[Prompt] Update the lines from the one with "arrow black pin4" to the one with "op-amp U IC803b <box>832 501 861 534</box>" by replacing "registration mark" with "alignment mark", leaving everything else unchanged, and give back only those lines.

[Given records]
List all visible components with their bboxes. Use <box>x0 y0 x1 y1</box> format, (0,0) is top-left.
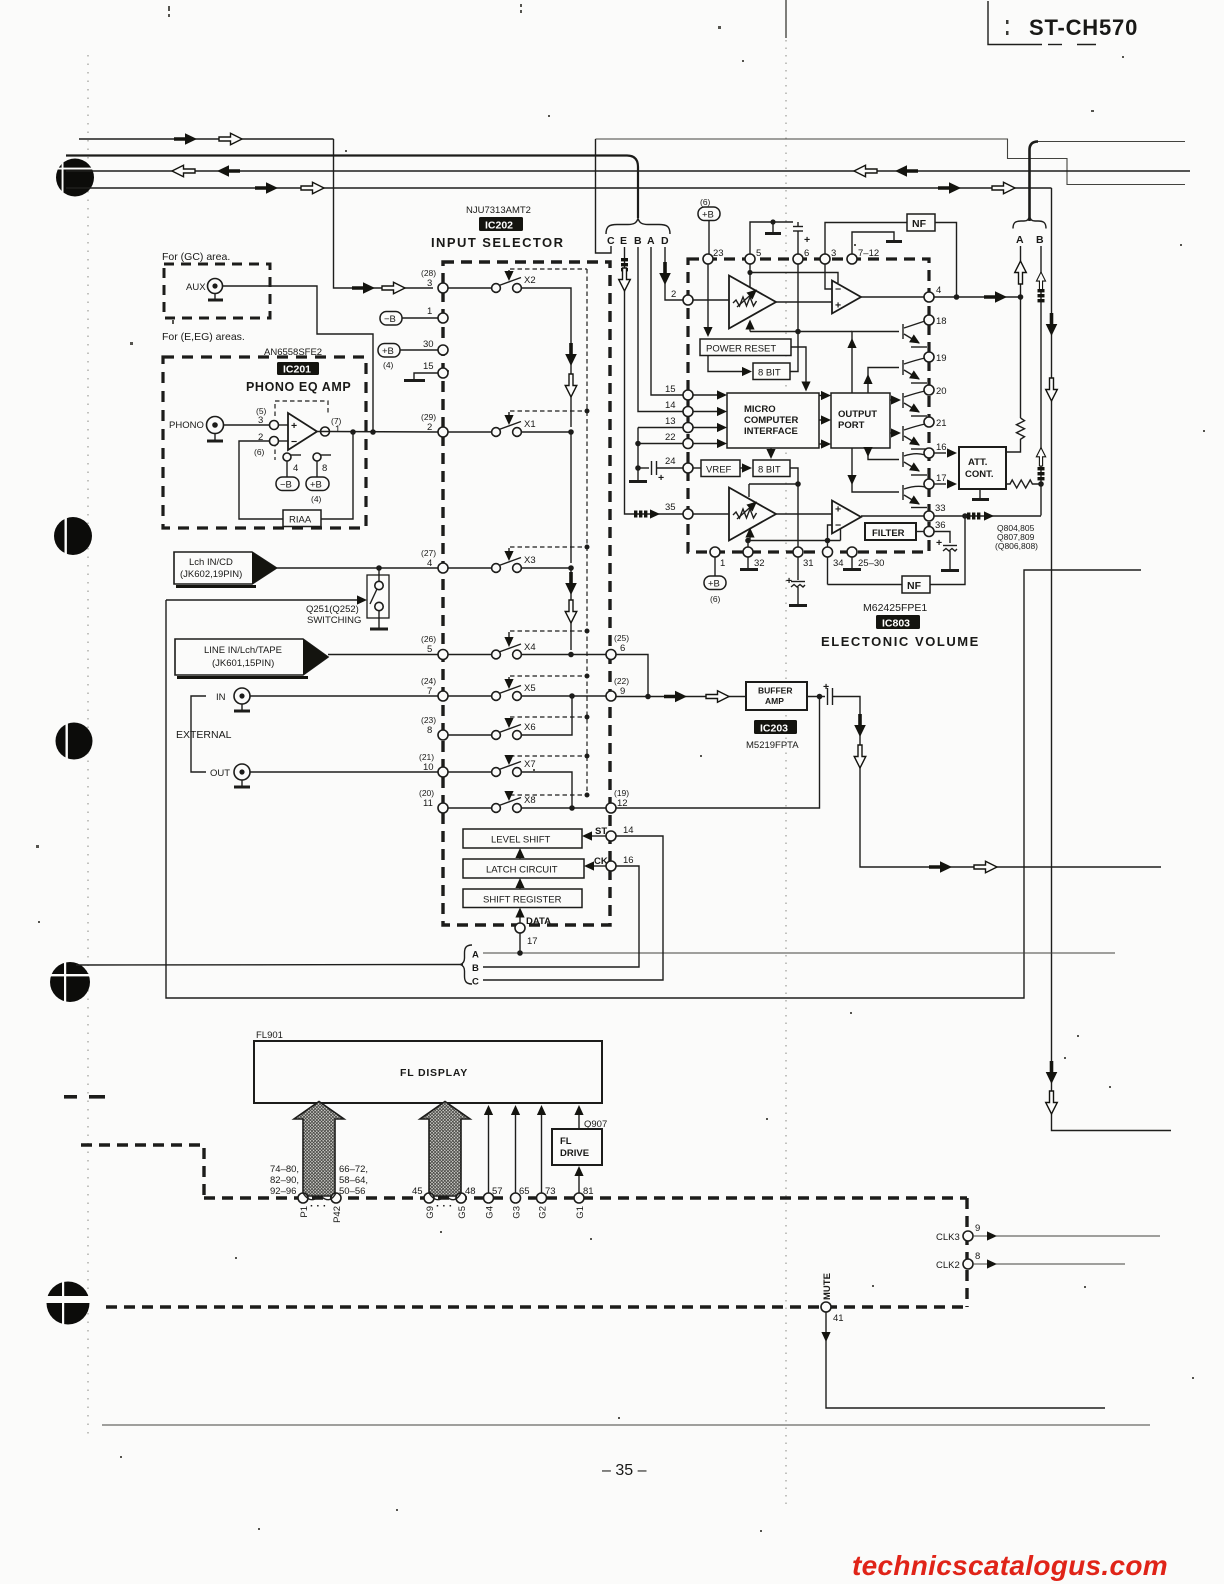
arrow black pin4 out <box>984 291 1007 303</box>
svg-text:35: 35 <box>665 502 676 513</box>
wire DATA down to A line <box>519 933 521 953</box>
switch X8 <box>419 788 606 813</box>
svg-text:19: 19 <box>936 353 947 364</box>
svg-text:FILTER: FILTER <box>872 528 905 539</box>
wire pins 7-12 to ground <box>852 232 894 254</box>
svg-text:POWER RESET: POWER RESET <box>706 344 776 355</box>
wire pin3 to op-amp minus <box>825 264 832 289</box>
op-amp U IC201 <box>288 413 317 450</box>
arrow open down on branch <box>1046 378 1058 401</box>
svg-text:+: + <box>835 504 841 516</box>
svg-text:17: 17 <box>936 473 947 484</box>
svg-text:technicscatalogus.com: technicscatalogus.com <box>852 1550 1168 1581</box>
wire AUX to phono output node <box>222 286 373 432</box>
svg-text:73: 73 <box>545 1186 556 1197</box>
arrow into Q251 switching <box>357 595 367 604</box>
svg-text:PHONO: PHONO <box>169 420 204 431</box>
pin G2 wire 73 <box>537 1193 547 1203</box>
svg-text:Lch IN/CD: Lch IN/CD <box>189 557 233 568</box>
registration mark 5 <box>44 1281 94 1325</box>
wire NF bottom loop <box>828 584 903 586</box>
supply +B oval <box>316 461 318 477</box>
arrow black on bus1 <box>174 133 197 145</box>
svg-text:For (GC) area.: For (GC) area. <box>162 251 230 263</box>
box LINE IN/Lch/TAPE <box>175 639 328 678</box>
label IC203 <box>754 720 797 734</box>
svg-text:(20): (20) <box>419 788 434 798</box>
wire op-amp output to IC202 pin2 <box>317 431 438 434</box>
wire op-amp2 out to pin33 <box>861 515 924 517</box>
arrow open AUX feed <box>382 282 405 294</box>
svg-text:18: 18 <box>936 316 947 327</box>
svg-text:8 BIT: 8 BIT <box>758 465 781 476</box>
op-amp U IC803b <box>832 501 861 534</box>
node hatch squares pin35 feed <box>634 511 647 518</box>
svg-text:CLK3: CLK3 <box>936 1232 960 1243</box>
svg-text:+: + <box>936 537 942 549</box>
wire A line to IC803 pin15 <box>651 247 683 395</box>
transistor Q T4 <box>903 424 927 449</box>
svg-text:15: 15 <box>665 384 676 395</box>
svg-text:ATT.: ATT. <box>968 457 987 468</box>
wire pin16 to ATT CONT <box>934 452 946 454</box>
arrow black on bus4 <box>255 182 278 194</box>
registration mark 3 <box>56 722 93 761</box>
svg-text:+B: +B <box>382 346 394 357</box>
svg-text:48: 48 <box>465 1186 476 1197</box>
svg-text:+B: +B <box>708 579 720 590</box>
resistor ATT to B line <box>1005 480 1041 488</box>
arrow black down on D line <box>659 262 671 285</box>
svg-text:NF: NF <box>907 580 922 592</box>
pin 32 bottom <box>743 547 753 557</box>
wire pin35 into attenuator2 <box>693 513 729 515</box>
svg-text:BUFFER: BUFFER <box>758 686 792 696</box>
svg-text:DATA: DATA <box>526 916 551 927</box>
wire op-amp1 out to pin4 <box>861 296 924 298</box>
svg-text:(6): (6) <box>700 197 711 207</box>
wire pin9 to buffer amp <box>616 696 746 698</box>
wire B up to CK pin <box>483 866 639 967</box>
wire Q251 control feed from border <box>166 599 357 601</box>
svg-text:MICRO: MICRO <box>744 404 776 415</box>
svg-text:(27): (27) <box>421 548 436 558</box>
pin G3 wire 65 <box>511 1193 521 1203</box>
arrow black AUX feed <box>352 282 375 294</box>
arrow black left on bus3 <box>217 165 240 177</box>
arrow open down buffer out <box>854 745 866 768</box>
svg-text:3: 3 <box>258 415 263 426</box>
pin 33 <box>924 511 934 521</box>
wire D line to IC803 pin2 <box>665 247 683 300</box>
svg-text:C: C <box>472 977 479 988</box>
svg-text:−: − <box>291 436 297 448</box>
svg-text:(Q806,808): (Q806,808) <box>995 541 1038 551</box>
wire pin17 to ATT CONT <box>934 483 946 485</box>
node CEBAD bundle brace <box>606 219 670 235</box>
wire B line down to pin33 output <box>1040 246 1042 516</box>
svg-text:OUT: OUT <box>210 768 230 779</box>
box LEVEL SHIFT <box>463 829 582 848</box>
svg-text:IC803: IC803 <box>882 618 910 630</box>
dashed connector right edge <box>965 1198 968 1307</box>
wire A/B bundle thick vertical top right <box>1030 142 1039 222</box>
svg-text:1: 1 <box>720 558 725 569</box>
svg-text:Q251(Q252): Q251(Q252) <box>306 604 359 615</box>
arrow open left on bus3 right group <box>854 165 877 177</box>
wire OUTPUT PORT down rail to T5 <box>868 448 899 460</box>
svg-text:(22): (22) <box>614 676 629 686</box>
arrow black right main out <box>929 861 952 873</box>
svg-text:(JK601,15PIN): (JK601,15PIN) <box>212 658 274 669</box>
transistor Q T5 <box>903 452 927 475</box>
svg-text:+: + <box>658 472 664 484</box>
svg-text:FL901: FL901 <box>256 1030 283 1041</box>
svg-text:VREF: VREF <box>706 465 732 476</box>
capacitor pin24 <box>638 467 649 469</box>
dashed connector bus bottom <box>106 1305 967 1308</box>
wire B line to IC803 pin14 <box>638 247 683 412</box>
svg-text:LEVEL SHIFT: LEVEL SHIFT <box>491 835 551 846</box>
box NF top <box>907 214 935 231</box>
pin G5 <box>456 1193 466 1203</box>
svg-text:B: B <box>1036 234 1044 246</box>
svg-text:8 BIT: 8 BIT <box>758 368 781 379</box>
arrow open on bus1 <box>219 133 242 145</box>
svg-text:74–80,: 74–80, <box>270 1164 299 1175</box>
svg-text:66–72,: 66–72, <box>339 1164 368 1175</box>
box ATT. CONT. <box>959 447 1006 489</box>
arrow open down on branch lower <box>1046 1091 1058 1114</box>
box POWER RESET <box>700 339 791 356</box>
svg-text:1: 1 <box>335 424 340 435</box>
svg-text:(23): (23) <box>421 715 436 725</box>
svg-text:G2: G2 <box>538 1206 549 1219</box>
pin 4 of IC201 <box>283 453 291 461</box>
pin P42 <box>331 1193 341 1203</box>
switch X1 <box>421 409 590 564</box>
label IC201 <box>277 362 319 375</box>
arrow open on bus4 right group <box>992 182 1015 194</box>
svg-text:+: + <box>804 234 810 246</box>
pin G1 wire 81 <box>574 1193 584 1203</box>
svg-text:23: 23 <box>713 248 724 259</box>
svg-text:X2: X2 <box>524 275 536 286</box>
box MICRO COMPUTER INTERFACE <box>727 393 819 448</box>
svg-text:(4): (4) <box>383 360 394 370</box>
arrow pin23 into POWER RESET <box>707 264 709 330</box>
switch X4 <box>421 629 606 660</box>
node hatch squares on E line <box>621 258 628 271</box>
attenuator 1 <box>729 276 776 329</box>
svg-text:45: 45 <box>412 1186 423 1197</box>
wire 8BIT up to bias rail <box>790 332 798 372</box>
svg-text:+: + <box>835 300 841 312</box>
wire pin2 into attenuator1 <box>693 299 729 301</box>
svg-text:5: 5 <box>756 248 761 259</box>
svg-text:(21): (21) <box>419 752 434 762</box>
dashed box E,EG area <box>163 357 366 528</box>
svg-text:16: 16 <box>623 855 634 866</box>
svg-text:7: 7 <box>427 686 432 697</box>
wire POWER RESET to MICRO COMPUTER <box>791 347 806 384</box>
svg-text:NJU7313AMT2: NJU7313AMT2 <box>466 205 531 216</box>
wire NF to pin4 line <box>935 223 957 298</box>
crop dashes left <box>64 1095 77 1099</box>
transistor Q T1 <box>903 321 927 347</box>
wire OUT to pin10 <box>250 771 438 773</box>
svg-text:LATCH CIRCUIT: LATCH CIRCUIT <box>486 865 558 876</box>
svg-text:6: 6 <box>620 643 625 654</box>
wire bus line 1 left segment <box>79 138 334 140</box>
capacitor output coupling <box>827 688 829 705</box>
wire vertical from bus1 down to IC202 pin3 row <box>334 139 434 288</box>
svg-text:(JK602,19PIN): (JK602,19PIN) <box>180 569 242 580</box>
svg-text:50–56: 50–56 <box>339 1186 365 1197</box>
svg-text:4: 4 <box>936 285 941 296</box>
svg-text:For (E,EG) areas.: For (E,EG) areas. <box>162 331 245 343</box>
wire pin6 to buffer input junction <box>616 655 648 697</box>
arrow SHIFT REG to LATCH <box>519 883 521 889</box>
svg-text:G3: G3 <box>512 1206 523 1219</box>
svg-text:(24): (24) <box>421 676 436 686</box>
svg-text:(26): (26) <box>421 634 436 644</box>
svg-text:36: 36 <box>935 520 946 531</box>
svg-text:2: 2 <box>671 289 676 300</box>
pin 8 of IC201 <box>313 453 321 461</box>
svg-text:X6: X6 <box>524 722 536 733</box>
RIAA box <box>283 510 321 527</box>
svg-text:X7: X7 <box>524 759 536 770</box>
wire attenuator1 to op-amp1 plus <box>776 301 832 303</box>
svg-text:32: 32 <box>754 558 765 569</box>
switch X3 <box>421 545 590 651</box>
svg-text:82–90,: 82–90, <box>270 1175 299 1186</box>
svg-text:14: 14 <box>623 825 634 836</box>
svg-text:INPUT SELECTOR: INPUT SELECTOR <box>431 235 564 250</box>
page centre fold dotted rule <box>785 40 787 1508</box>
svg-text:ELECTONIC VOLUME: ELECTONIC VOLUME <box>821 634 980 649</box>
pin 23 <box>703 254 713 264</box>
box FILTER <box>865 523 916 540</box>
box 8 BIT first <box>753 363 790 380</box>
svg-text:92–96: 92–96 <box>270 1186 296 1197</box>
svg-text:CLK2: CLK2 <box>936 1260 960 1271</box>
box LATCH CIRCUIT <box>463 859 584 878</box>
svg-text:9: 9 <box>975 1223 980 1234</box>
node junction B resistor <box>1038 481 1044 487</box>
wire OUTPUT PORT to T4 <box>890 432 894 434</box>
big hatched arrow P segments <box>294 1102 344 1197</box>
svg-text:2: 2 <box>427 422 432 433</box>
svg-text:9: 9 <box>620 686 625 697</box>
box OUTPUT PORT <box>831 393 890 448</box>
pin 20 <box>924 385 934 395</box>
svg-text:X5: X5 <box>524 683 536 694</box>
wire PHONO to op-amp pin3 <box>223 424 269 426</box>
svg-text:B: B <box>472 963 479 974</box>
pin 13 wire to MCI <box>683 423 693 433</box>
box Lch IN/CD <box>174 552 277 587</box>
svg-text:8: 8 <box>427 725 432 736</box>
svg-text:G9: G9 <box>425 1206 436 1219</box>
wire 8BIT2 to pin31 rail <box>790 468 798 547</box>
margin dotted rule left <box>87 55 89 1435</box>
svg-text:21: 21 <box>936 418 947 429</box>
svg-text:EXTERNAL: EXTERNAL <box>176 729 232 741</box>
svg-text:34: 34 <box>833 558 844 569</box>
pin 19 <box>924 352 934 362</box>
big hatched arrow G segments <box>420 1102 470 1197</box>
svg-text:31: 31 <box>803 558 814 569</box>
registration mark 2 <box>54 516 92 556</box>
svg-text:(4): (4) <box>311 494 322 504</box>
wire pin4 output to A line <box>934 296 1021 298</box>
wire external bracket <box>191 696 206 772</box>
wire OUTPUT PORT up rail to T1 <box>852 332 899 394</box>
pin 21 <box>924 417 934 427</box>
transistor Q T2 <box>903 358 927 383</box>
svg-text:13: 13 <box>665 416 676 427</box>
svg-text:RIAA: RIAA <box>289 515 312 526</box>
svg-text:65: 65 <box>519 1186 530 1197</box>
wire pin5 into attenuator1 <box>749 264 751 287</box>
svg-text:NF: NF <box>912 218 927 230</box>
node A/B brace <box>1013 217 1046 229</box>
wire pin36 to capacitor <box>934 532 950 544</box>
arrow LATCH to LEVEL SHIFT <box>519 853 521 859</box>
wire pin6 down to bias rail <box>797 264 799 332</box>
svg-text:(25): (25) <box>614 633 629 643</box>
svg-text:M62425FPE1: M62425FPE1 <box>863 602 927 614</box>
IC803 dashed box <box>688 259 929 552</box>
svg-text:−B: −B <box>280 480 292 491</box>
arrow black on bus4 right group <box>938 182 961 194</box>
wire OUTPUT PORT down rail to T6 <box>852 448 899 492</box>
pin 14 wire to MCI <box>683 407 693 417</box>
box SHIFT REGISTER <box>463 889 582 908</box>
label IC803 <box>876 615 920 629</box>
wire pin5 rail with ground <box>750 222 793 254</box>
svg-text:COMPUTER: COMPUTER <box>744 415 799 426</box>
wire A line right to IC803 pin4 junction <box>1020 246 1022 418</box>
svg-text:A: A <box>647 235 655 247</box>
ground PHONO <box>214 433 216 441</box>
wire bus line 2 thick into CEBAD bundle <box>66 156 638 219</box>
supply -B oval to pin1 <box>380 312 402 326</box>
registration mark 4 <box>48 961 92 1003</box>
IC202 dashed box <box>443 262 610 925</box>
pin 3 <box>820 254 830 264</box>
svg-text:B: B <box>634 235 642 247</box>
arrow black down buffer out <box>854 714 866 737</box>
svg-text:5: 5 <box>427 644 432 655</box>
box BUFFER AMP <box>746 682 807 710</box>
wire bottom rule <box>102 1424 1150 1426</box>
svg-text:X8: X8 <box>524 795 536 806</box>
svg-text:+: + <box>823 681 829 693</box>
title bracket <box>988 1 1042 45</box>
pin G4 wire 57 <box>484 1193 494 1203</box>
arrow open left on bus3 <box>172 165 195 177</box>
svg-text:PORT: PORT <box>838 420 865 431</box>
wire E line to IC803 pin35 <box>625 247 684 514</box>
arrow black left on bus3 right group <box>895 165 918 177</box>
resistor on A line <box>1005 418 1025 452</box>
svg-text:(6): (6) <box>710 594 721 604</box>
svg-text:+B: +B <box>310 480 322 491</box>
label IC202 <box>479 217 523 231</box>
box FL DRIVE <box>552 1129 602 1165</box>
arrow open up on B line (lower) <box>1036 448 1045 466</box>
svg-text:ST-CH570: ST-CH570 <box>1029 15 1138 40</box>
wire OUTPUT PORT up rail to T2 <box>868 368 899 394</box>
arrow open up on A line <box>1015 261 1027 284</box>
arrow black down on branch <box>1046 313 1058 336</box>
box NF bottom <box>902 576 930 593</box>
switch X7 <box>419 752 590 808</box>
svg-text:3: 3 <box>831 248 836 259</box>
svg-text:41: 41 <box>833 1313 844 1324</box>
wire OUTPUT PORT to T3 <box>890 399 894 401</box>
svg-text:X4: X4 <box>524 642 536 653</box>
RIAA feedback loop wire <box>321 432 353 519</box>
arrow open up on B line (top) <box>1036 272 1045 290</box>
pin 17 <box>924 479 934 489</box>
switch X6 <box>421 696 590 740</box>
arrow black buffer input <box>664 691 687 703</box>
svg-text:20: 20 <box>936 386 947 397</box>
svg-text:(6): (6) <box>254 447 265 457</box>
svg-text:G1: G1 <box>575 1206 586 1219</box>
wire Lch to pin4 <box>277 567 439 569</box>
wire line4 branch vertical right <box>1052 188 1172 1131</box>
svg-text:4: 4 <box>293 463 298 474</box>
svg-text:+: + <box>291 420 297 432</box>
svg-text:P1: P1 <box>299 1206 310 1218</box>
pin 34 bottom <box>823 547 833 557</box>
svg-text:57: 57 <box>492 1186 503 1197</box>
svg-text:CONT.: CONT. <box>965 469 994 480</box>
svg-text:10: 10 <box>423 762 434 773</box>
node hatch squares pin33 out <box>967 513 980 520</box>
svg-text:15: 15 <box>423 361 434 372</box>
svg-text:· · ·: · · · <box>310 1200 326 1212</box>
arrow MCI down to 8BIT2 <box>770 448 772 453</box>
svg-text:E: E <box>620 235 627 247</box>
wire main area border left/bottom/right <box>166 570 1141 998</box>
svg-text:24: 24 <box>665 456 676 467</box>
svg-text:(28): (28) <box>421 268 436 278</box>
dashed box IC201 inner <box>275 401 328 416</box>
ground ATT CONT <box>979 489 981 499</box>
wire C up to ST pin <box>483 836 663 980</box>
svg-text:8: 8 <box>322 463 327 474</box>
svg-text:16: 16 <box>936 442 947 453</box>
pin 7-12 <box>847 254 857 264</box>
transistor Q T3 <box>903 391 927 416</box>
arrow open buffer input <box>706 691 729 703</box>
svg-text:−: − <box>835 284 841 296</box>
attenuator 2 <box>729 488 776 541</box>
supply -B oval <box>286 461 288 477</box>
svg-text:6: 6 <box>804 248 809 259</box>
svg-text:58–64,: 58–64, <box>339 1175 368 1186</box>
pin 16 <box>924 448 934 458</box>
svg-text:INTERFACE: INTERFACE <box>744 426 798 437</box>
pin 15 wire to MCI <box>683 390 693 400</box>
wire A to DATA junction <box>483 952 1115 954</box>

[Solution to the exercise]
arrow black pin4 out <box>984 291 1007 303</box>
svg-text:35: 35 <box>665 502 676 513</box>
wire DATA down to A line <box>519 933 521 953</box>
switch X8 <box>419 788 606 813</box>
svg-text:19: 19 <box>936 353 947 364</box>
svg-text:FILTER: FILTER <box>872 528 905 539</box>
wire pins 7-12 to ground <box>852 232 894 254</box>
svg-text:POWER RESET: POWER RESET <box>706 344 776 355</box>
wire pin3 to op-amp minus <box>825 264 832 289</box>
op-amp U IC201 <box>288 413 317 450</box>
arrow open down on branch <box>1046 378 1058 401</box>
svg-text:+: + <box>835 504 841 516</box>
svg-text:17: 17 <box>936 473 947 484</box>
svg-text:technicscatalogus.com: technicscatalogus.com <box>852 1550 1168 1581</box>
wire AUX to phono output node <box>222 286 373 432</box>
svg-text:73: 73 <box>545 1186 556 1197</box>
arrow into Q251 switching <box>357 595 367 604</box>
svg-text:PHONO: PHONO <box>169 420 204 431</box>
pin G2 wire 73 <box>537 1193 547 1203</box>
svg-text:Lch IN/CD: Lch IN/CD <box>189 557 233 568</box>
alignment mark 5 <box>44 1281 94 1325</box>
wire NF bottom loop <box>828 584 903 586</box>
supply +B oval <box>316 461 318 477</box>
arrow black on bus1 <box>174 133 197 145</box>
svg-text:For (GC) area.: For (GC) area. <box>162 251 230 263</box>
box LINE IN/Lch/TAPE <box>175 639 328 678</box>
label IC203 <box>754 720 797 734</box>
svg-text:(20): (20) <box>419 788 434 798</box>
wire op-amp output to IC202 pin2 <box>317 431 438 434</box>
wire op-amp2 out to pin33 <box>861 515 924 517</box>
arrow open AUX feed <box>382 282 405 294</box>
svg-text:18: 18 <box>936 316 947 327</box>
svg-text:8 BIT: 8 BIT <box>758 465 781 476</box>
op-amp U IC803b <box>832 501 861 534</box>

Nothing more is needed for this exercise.